__Text shown__.
Corporate and Municipal Long-Term Bond Ratings

 

Standard & Poor’s (“S&P”) Corporate and Municipal Long-Term Bond Ratings:

 

The following descriptions of S&P’s long-term corporate and municipal bond ratings have been published by Standard & Poor’s Financial Service LLC.

 

AAA - An obligation rated ‘AAA’ has the highest rating assigned by S&P. The obligor’s capacity to meet its financial commitments on the obligation is extremely strong.

 

AA - An obligation rated ‘AA’ differs from the highest-rated obligations only to a small degree. The obligor’s capacity to meet its financial commitments on the obligation is very strong.

 

A - An obligation rated ‘A’ is somewhat more susceptible to the adverse effects of changes in circumstances and economic conditions than obligations in higher-rated categories. However, the obligor’s capacity to meet its financial commitments on the obligation is still strong.

 

BBB - An obligation rated ‘BBB’ exhibits adequate protection parameters. However, adverse economic conditions or changing circumstances are more likely to weaken the obligor’s capacity to meet its financial commitments on the obligation.

 

BB, B, CCC, CC, and C - Obligations rated ‘BB’, ‘B’, ‘CCC’, ‘CC’, and ‘C’ are regarded as having significant speculative characteristics. ‘BB’ indicates the least degree of speculation and ‘C’ the highest. While such obligations will likely have some quality and protective characteristics, these may be outweighed by large uncertainties or major exposures to adverse conditions.

__Information shown__.
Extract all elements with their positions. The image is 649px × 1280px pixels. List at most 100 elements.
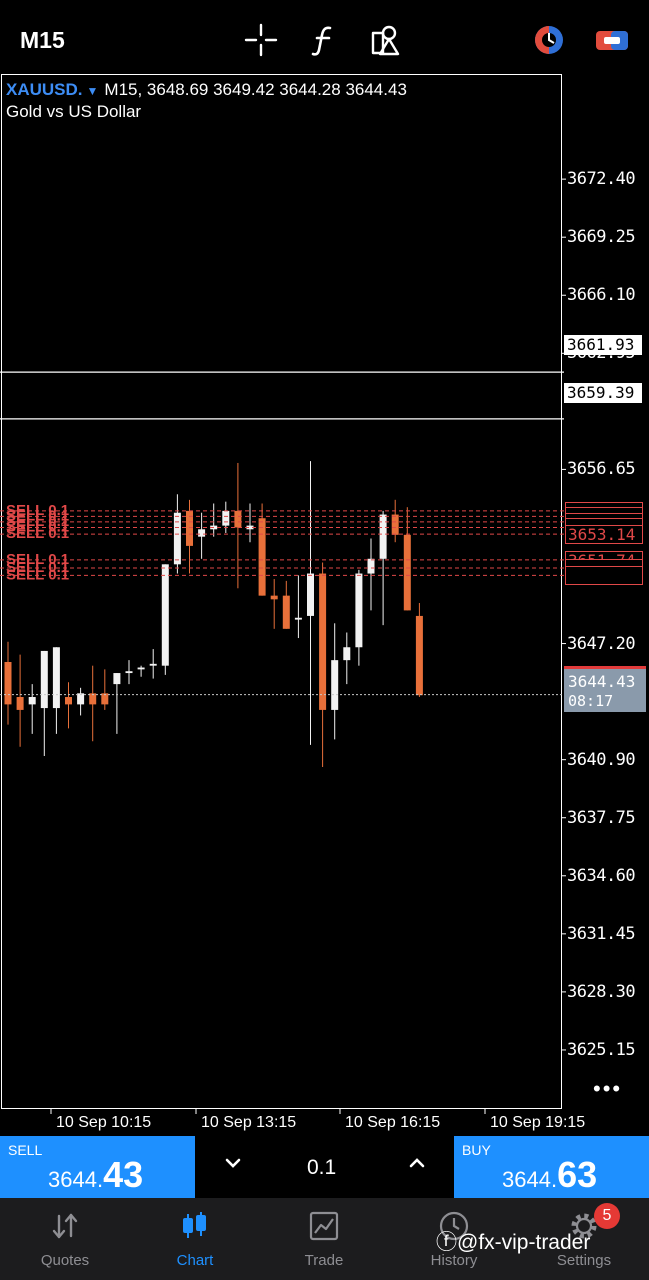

__Instruction 1__.
Please reproduce the part of the bond ratings text starting with "AA - An obligation rated ‘AA’" and going on through "is very strong.".
__Instruction 2__.
In one to three sentences, explain why obligations rated ‘BB’ through ‘C’ in the bond ratings text may not be well protected even though they have some quality and protective characteristics.
__Instruction 3__.
State whether each statement agrees with the bond ratings text, answering yes or no and quoting the words of the text that decide it: (a) An obligation rated ‘AAA’ carries the highest rating S&P assigns. (b) Among obligations rated ‘BB’ through ‘C’, ‘C’ indicates the least degree of speculation. (c) For an obligation rated ‘A’, the obligor’s capacity to meet its financial commitments is described as very strong.
Answer from the bond ratings text alone, not from the data.

__Task response 1__.
AA - An obligation rated ‘AA’ differs from the highest-rated obligations only to a small degree. The obligor’s capacity to meet its financial commitments on the obligation is very strong.

__Task response 2__.
Those characteristics may be outweighed by large uncertainties or major exposures to adverse conditions.

__Task response 3__.
(a) Yes: "An obligation rated ‘AAA’ has the highest rating assigned by S&P."
(b) No: "‘BB’ indicates the least degree of speculation and ‘C’ the highest."
(c) No: "the obligor’s capacity to meet its financial commitments on the obligation is still strong."